* [WORKING DATA]:
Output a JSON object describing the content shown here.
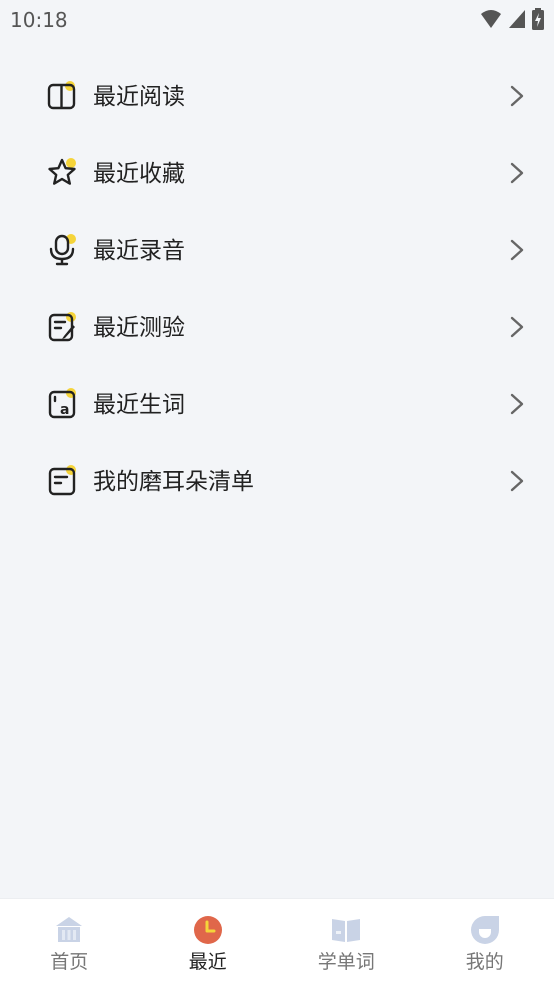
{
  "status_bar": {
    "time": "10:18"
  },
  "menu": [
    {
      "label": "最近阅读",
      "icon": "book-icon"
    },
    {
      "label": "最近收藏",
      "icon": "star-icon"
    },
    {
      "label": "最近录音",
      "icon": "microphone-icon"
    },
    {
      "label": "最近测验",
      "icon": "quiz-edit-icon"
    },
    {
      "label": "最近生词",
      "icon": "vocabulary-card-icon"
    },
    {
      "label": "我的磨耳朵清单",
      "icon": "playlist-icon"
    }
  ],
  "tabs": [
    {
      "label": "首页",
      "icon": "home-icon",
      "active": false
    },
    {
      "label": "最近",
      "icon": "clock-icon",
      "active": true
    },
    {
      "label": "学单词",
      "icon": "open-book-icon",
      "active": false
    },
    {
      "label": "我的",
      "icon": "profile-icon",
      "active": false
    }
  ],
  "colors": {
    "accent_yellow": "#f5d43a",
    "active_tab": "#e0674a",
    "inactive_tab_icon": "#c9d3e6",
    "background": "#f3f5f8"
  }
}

---

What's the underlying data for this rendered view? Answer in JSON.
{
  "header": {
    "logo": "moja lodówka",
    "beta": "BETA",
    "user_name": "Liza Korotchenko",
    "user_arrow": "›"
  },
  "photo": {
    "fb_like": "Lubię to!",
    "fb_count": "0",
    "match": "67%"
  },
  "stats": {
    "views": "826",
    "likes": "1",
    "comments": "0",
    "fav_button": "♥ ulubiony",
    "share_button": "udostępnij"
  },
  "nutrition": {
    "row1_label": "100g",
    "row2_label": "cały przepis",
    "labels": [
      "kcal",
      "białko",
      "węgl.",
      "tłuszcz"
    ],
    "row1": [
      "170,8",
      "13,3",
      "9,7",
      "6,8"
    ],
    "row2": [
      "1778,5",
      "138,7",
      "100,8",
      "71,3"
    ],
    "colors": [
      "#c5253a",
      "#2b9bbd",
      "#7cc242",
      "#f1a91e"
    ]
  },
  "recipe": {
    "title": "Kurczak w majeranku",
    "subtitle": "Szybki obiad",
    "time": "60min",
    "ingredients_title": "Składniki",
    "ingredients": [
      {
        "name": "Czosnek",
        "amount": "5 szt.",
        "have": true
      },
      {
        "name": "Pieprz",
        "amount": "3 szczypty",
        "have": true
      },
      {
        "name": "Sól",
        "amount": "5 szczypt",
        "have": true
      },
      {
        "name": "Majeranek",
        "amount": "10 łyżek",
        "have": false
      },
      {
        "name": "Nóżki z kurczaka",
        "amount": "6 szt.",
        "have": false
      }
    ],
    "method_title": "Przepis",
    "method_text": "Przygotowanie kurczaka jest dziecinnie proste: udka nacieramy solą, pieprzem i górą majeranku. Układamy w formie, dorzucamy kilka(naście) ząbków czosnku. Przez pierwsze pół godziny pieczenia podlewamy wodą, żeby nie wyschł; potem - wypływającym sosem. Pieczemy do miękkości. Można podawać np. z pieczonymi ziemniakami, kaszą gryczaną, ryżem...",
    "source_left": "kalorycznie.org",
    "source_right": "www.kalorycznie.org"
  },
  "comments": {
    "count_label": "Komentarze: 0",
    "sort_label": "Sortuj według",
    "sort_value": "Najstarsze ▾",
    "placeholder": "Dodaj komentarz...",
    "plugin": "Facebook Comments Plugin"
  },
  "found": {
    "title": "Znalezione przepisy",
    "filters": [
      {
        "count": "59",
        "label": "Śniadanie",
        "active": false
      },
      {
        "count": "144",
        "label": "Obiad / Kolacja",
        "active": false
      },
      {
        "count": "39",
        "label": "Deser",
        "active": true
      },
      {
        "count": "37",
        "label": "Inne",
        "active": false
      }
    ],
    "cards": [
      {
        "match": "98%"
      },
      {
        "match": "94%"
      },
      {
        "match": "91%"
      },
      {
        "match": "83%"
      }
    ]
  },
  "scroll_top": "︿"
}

* [EXERCISE AIM]: Find the word "match" and list each line it appears in.

* [EXERCISE RESPONSE]:
    "match": "67%"
        "match": "98%"
        "match": "94%"
        "match": "91%"
        "match": "83%"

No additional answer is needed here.